Supplied data
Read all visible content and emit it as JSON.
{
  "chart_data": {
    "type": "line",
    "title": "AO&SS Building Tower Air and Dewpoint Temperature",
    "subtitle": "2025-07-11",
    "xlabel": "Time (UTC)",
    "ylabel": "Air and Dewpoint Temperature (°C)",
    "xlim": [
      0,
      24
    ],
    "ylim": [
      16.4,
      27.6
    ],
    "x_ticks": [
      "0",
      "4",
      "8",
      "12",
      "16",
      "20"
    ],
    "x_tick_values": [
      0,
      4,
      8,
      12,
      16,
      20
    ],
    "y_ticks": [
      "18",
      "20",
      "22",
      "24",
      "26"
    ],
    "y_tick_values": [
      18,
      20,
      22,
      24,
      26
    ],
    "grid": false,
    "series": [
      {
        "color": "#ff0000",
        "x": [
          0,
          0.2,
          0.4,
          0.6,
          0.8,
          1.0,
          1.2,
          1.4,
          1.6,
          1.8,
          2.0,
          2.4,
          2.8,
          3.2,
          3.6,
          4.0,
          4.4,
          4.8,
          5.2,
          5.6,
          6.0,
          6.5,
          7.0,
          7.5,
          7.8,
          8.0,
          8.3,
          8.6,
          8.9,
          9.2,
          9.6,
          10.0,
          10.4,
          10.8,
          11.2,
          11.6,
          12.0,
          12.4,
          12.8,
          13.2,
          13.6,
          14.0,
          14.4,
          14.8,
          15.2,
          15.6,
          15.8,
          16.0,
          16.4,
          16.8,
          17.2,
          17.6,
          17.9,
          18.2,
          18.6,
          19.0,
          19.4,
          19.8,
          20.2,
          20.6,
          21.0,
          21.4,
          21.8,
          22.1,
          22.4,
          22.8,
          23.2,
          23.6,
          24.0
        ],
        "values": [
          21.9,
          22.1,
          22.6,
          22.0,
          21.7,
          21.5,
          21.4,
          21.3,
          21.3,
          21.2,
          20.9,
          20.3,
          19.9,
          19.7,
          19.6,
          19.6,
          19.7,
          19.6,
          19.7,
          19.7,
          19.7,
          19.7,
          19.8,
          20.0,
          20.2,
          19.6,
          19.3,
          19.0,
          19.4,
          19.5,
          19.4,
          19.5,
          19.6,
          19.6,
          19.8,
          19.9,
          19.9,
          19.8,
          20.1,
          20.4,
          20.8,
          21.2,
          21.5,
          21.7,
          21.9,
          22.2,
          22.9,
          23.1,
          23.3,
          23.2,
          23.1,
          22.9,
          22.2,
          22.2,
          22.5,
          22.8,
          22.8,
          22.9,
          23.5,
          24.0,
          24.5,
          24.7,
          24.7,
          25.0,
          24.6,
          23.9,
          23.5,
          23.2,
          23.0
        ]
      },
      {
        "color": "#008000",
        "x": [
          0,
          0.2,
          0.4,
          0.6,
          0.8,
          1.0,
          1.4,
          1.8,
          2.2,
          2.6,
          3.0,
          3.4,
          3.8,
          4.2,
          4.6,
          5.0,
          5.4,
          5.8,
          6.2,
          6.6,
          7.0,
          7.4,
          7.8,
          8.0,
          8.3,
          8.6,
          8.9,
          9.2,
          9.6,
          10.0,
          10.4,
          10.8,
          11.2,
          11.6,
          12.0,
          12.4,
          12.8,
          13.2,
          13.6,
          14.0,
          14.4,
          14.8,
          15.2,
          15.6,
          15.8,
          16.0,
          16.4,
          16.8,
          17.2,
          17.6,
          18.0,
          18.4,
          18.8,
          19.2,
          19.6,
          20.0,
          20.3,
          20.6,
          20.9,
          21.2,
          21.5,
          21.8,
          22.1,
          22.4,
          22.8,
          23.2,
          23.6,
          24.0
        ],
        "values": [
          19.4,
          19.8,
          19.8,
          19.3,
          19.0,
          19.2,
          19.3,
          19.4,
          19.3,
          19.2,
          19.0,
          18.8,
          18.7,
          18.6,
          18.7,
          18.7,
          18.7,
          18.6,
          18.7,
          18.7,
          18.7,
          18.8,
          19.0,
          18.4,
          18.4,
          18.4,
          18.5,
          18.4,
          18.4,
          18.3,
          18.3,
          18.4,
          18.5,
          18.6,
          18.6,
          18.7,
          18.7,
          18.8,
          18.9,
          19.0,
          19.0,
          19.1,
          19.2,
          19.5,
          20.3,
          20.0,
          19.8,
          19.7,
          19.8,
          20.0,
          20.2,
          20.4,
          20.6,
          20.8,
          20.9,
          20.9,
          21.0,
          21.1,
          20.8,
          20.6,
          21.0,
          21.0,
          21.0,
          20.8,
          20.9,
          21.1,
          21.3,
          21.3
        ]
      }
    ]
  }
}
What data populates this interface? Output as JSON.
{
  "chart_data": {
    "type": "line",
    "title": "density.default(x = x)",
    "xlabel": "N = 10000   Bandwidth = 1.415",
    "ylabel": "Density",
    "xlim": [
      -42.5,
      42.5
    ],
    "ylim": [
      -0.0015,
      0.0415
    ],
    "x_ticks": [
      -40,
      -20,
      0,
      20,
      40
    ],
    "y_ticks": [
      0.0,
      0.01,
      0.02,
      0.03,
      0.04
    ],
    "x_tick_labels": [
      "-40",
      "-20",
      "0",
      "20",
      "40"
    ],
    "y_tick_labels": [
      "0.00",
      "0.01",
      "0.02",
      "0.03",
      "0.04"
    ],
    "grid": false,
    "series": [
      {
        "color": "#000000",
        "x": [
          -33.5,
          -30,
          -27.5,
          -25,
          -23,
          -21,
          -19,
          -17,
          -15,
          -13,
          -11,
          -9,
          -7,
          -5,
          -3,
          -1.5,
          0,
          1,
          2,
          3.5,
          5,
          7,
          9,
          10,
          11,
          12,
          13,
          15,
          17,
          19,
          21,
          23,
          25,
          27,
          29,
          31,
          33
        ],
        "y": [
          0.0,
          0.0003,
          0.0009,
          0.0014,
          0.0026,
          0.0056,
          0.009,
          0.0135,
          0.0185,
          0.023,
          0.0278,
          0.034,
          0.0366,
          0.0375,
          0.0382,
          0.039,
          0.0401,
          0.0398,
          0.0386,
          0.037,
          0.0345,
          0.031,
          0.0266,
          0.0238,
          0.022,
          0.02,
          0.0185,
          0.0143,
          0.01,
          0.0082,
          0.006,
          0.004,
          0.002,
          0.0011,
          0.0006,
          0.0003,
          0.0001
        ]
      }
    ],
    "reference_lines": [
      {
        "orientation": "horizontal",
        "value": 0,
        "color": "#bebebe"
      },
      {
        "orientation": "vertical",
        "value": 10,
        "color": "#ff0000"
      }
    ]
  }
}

Task description
Please output the entries above, every line exactly as it reads.

Exercise output
Read all visible content and emit it as JSON.
{
  "chart_data": {
    "type": "line",
    "title": "AO&SS Building Tower Air and Dewpoint Temperature",
    "subtitle": "2025-07-11",
    "xlabel": "Time (UTC)",
    "ylabel": "Air and Dewpoint Temperature (°C)",
    "xlim": [
      0,
      24
    ],
    "ylim": [
      16.4,
      27.6
    ],
    "x_ticks": [
      "0",
      "4",
      "8",
      "12",
      "16",
      "20"
    ],
    "x_tick_values": [
      0,
      4,
      8,
      12,
      16,
      20
    ],
    "y_ticks": [
      "18",
      "20",
      "22",
      "24",
      "26"
    ],
    "y_tick_values": [
      18,
      20,
      22,
      24,
      26
    ],
    "grid": false,
    "series": [
      {
        "color": "#ff0000",
        "x": [
          0,
          0.2,
          0.4,
          0.6,
          0.8,
          1.0,
          1.2,
          1.4,
          1.6,
          1.8,
          2.0,
          2.4,
          2.8,
          3.2,
          3.6,
          4.0,
          4.4,
          4.8,
          5.2,
          5.6,
          6.0,
          6.5,
          7.0,
          7.5,
          7.8,
          8.0,
          8.3,
          8.6,
          8.9,
          9.2,
          9.6,
          10.0,
          10.4,
          10.8,
          11.2,
          11.6,
          12.0,
          12.4,
          12.8,
          13.2,
          13.6,
          14.0,
          14.4,
          14.8,
          15.2,
          15.6,
          15.8,
          16.0,
          16.4,
          16.8,
          17.2,
          17.6,
          17.9,
          18.2,
          18.6,
          19.0,
          19.4,
          19.8,
          20.2,
          20.6,
          21.0,
          21.4,
          21.8,
          22.1,
          22.4,
          22.8,
          23.2,
          23.6,
          24.0
        ],
        "values": [
          21.9,
          22.1,
          22.6,
          22.0,
          21.7,
          21.5,
          21.4,
          21.3,
          21.3,
          21.2,
          20.9,
          20.3,
          19.9,
          19.7,
          19.6,
          19.6,
          19.7,
          19.6,
          19.7,
          19.7,
          19.7,
          19.7,
          19.8,
          20.0,
          20.2,
          19.6,
          19.3,
          19.0,
          19.4,
          19.5,
          19.4,
          19.5,
          19.6,
          19.6,
          19.8,
          19.9,
          19.9,
          19.8,
          20.1,
          20.4,
          20.8,
          21.2,
          21.5,
          21.7,
          21.9,
          22.2,
          22.9,
          23.1,
          23.3,
          23.2,
          23.1,
          22.9,
          22.2,
          22.2,
          22.5,
          22.8,
          22.8,
          22.9,
          23.5,
          24.0,
          24.5,
          24.7,
          24.7,
          25.0,
          24.6,
          23.9,
          23.5,
          23.2,
          23.0
        ]
      },
      {
        "color": "#008000",
        "x": [
          0,
          0.2,
          0.4,
          0.6,
          0.8,
          1.0,
          1.4,
          1.8,
          2.2,
          2.6,
          3.0,
          3.4,
          3.8,
          4.2,
          4.6,
          5.0,
          5.4,
          5.8,
          6.2,
          6.6,
          7.0,
          7.4,
          7.8,
          8.0,
          8.3,
          8.6,
          8.9,
          9.2,
          9.6,
          10.0,
          10.4,
          10.8,
          11.2,
          11.6,
          12.0,
          12.4,
          12.8,
          13.2,
          13.6,
          14.0,
          14.4,
          14.8,
          15.2,
          15.6,
          15.8,
          16.0,
          16.4,
          16.8,
          17.2,
          17.6,
          18.0,
          18.4,
          18.8,
          19.2,
          19.6,
          20.0,
          20.3,
          20.6,
          20.9,
          21.2,
          21.5,
          21.8,
          22.1,
          22.4,
          22.8,
          23.2,
          23.6,
          24.0
        ],
        "values": [
          19.4,
          19.8,
          19.8,
          19.3,
          19.0,
          19.2,
          19.3,
          19.4,
          19.3,
          19.2,
          19.0,
          18.8,
          18.7,
          18.6,
          18.7,
          18.7,
          18.7,
          18.6,
          18.7,
          18.7,
          18.7,
          18.8,
          19.0,
          18.4,
          18.4,
          18.4,
          18.5,
          18.4,
          18.4,
          18.3,
          18.3,
          18.4,
          18.5,
          18.6,
          18.6,
          18.7,
          18.7,
          18.8,
          18.9,
          19.0,
          19.0,
          19.1,
          19.2,
          19.5,
          20.3,
          20.0,
          19.8,
          19.7,
          19.8,
          20.0,
          20.2,
          20.4,
          20.6,
          20.8,
          20.9,
          20.9,
          21.0,
          21.1,
          20.8,
          20.6,
          21.0,
          21.0,
          21.0,
          20.8,
          20.9,
          21.1,
          21.3,
          21.3
        ]
      }
    ]
  }
}
What data populates this interface? Output as JSON.
{
  "chart_data": {
    "type": "line",
    "title": "density.default(x = x)",
    "xlabel": "N = 10000   Bandwidth = 1.415",
    "ylabel": "Density",
    "xlim": [
      -42.5,
      42.5
    ],
    "ylim": [
      -0.0015,
      0.0415
    ],
    "x_ticks": [
      -40,
      -20,
      0,
      20,
      40
    ],
    "y_ticks": [
      0.0,
      0.01,
      0.02,
      0.03,
      0.04
    ],
    "x_tick_labels": [
      "-40",
      "-20",
      "0",
      "20",
      "40"
    ],
    "y_tick_labels": [
      "0.00",
      "0.01",
      "0.02",
      "0.03",
      "0.04"
    ],
    "grid": false,
    "series": [
      {
        "color": "#000000",
        "x": [
          -33.5,
          -30,
          -27.5,
          -25,
          -23,
          -21,
          -19,
          -17,
          -15,
          -13,
          -11,
          -9,
          -7,
          -5,
          -3,
          -1.5,
          0,
          1,
          2,
          3.5,
          5,
          7,
          9,
          10,
          11,
          12,
          13,
          15,
          17,
          19,
          21,
          23,
          25,
          27,
          29,
          31,
          33
        ],
        "y": [
          0.0,
          0.0003,
          0.0009,
          0.0014,
          0.0026,
          0.0056,
          0.009,
          0.0135,
          0.0185,
          0.023,
          0.0278,
          0.034,
          0.0366,
          0.0375,
          0.0382,
          0.039,
          0.0401,
          0.0398,
          0.0386,
          0.037,
          0.0345,
          0.031,
          0.0266,
          0.0238,
          0.022,
          0.02,
          0.0185,
          0.0143,
          0.01,
          0.0082,
          0.006,
          0.004,
          0.002,
          0.0011,
          0.0006,
          0.0003,
          0.0001
        ]
      }
    ],
    "reference_lines": [
      {
        "orientation": "horizontal",
        "value": 0,
        "color": "#bebebe"
      },
      {
        "orientation": "vertical",
        "value": 10,
        "color": "#ff0000"
      }
    ]
  }
}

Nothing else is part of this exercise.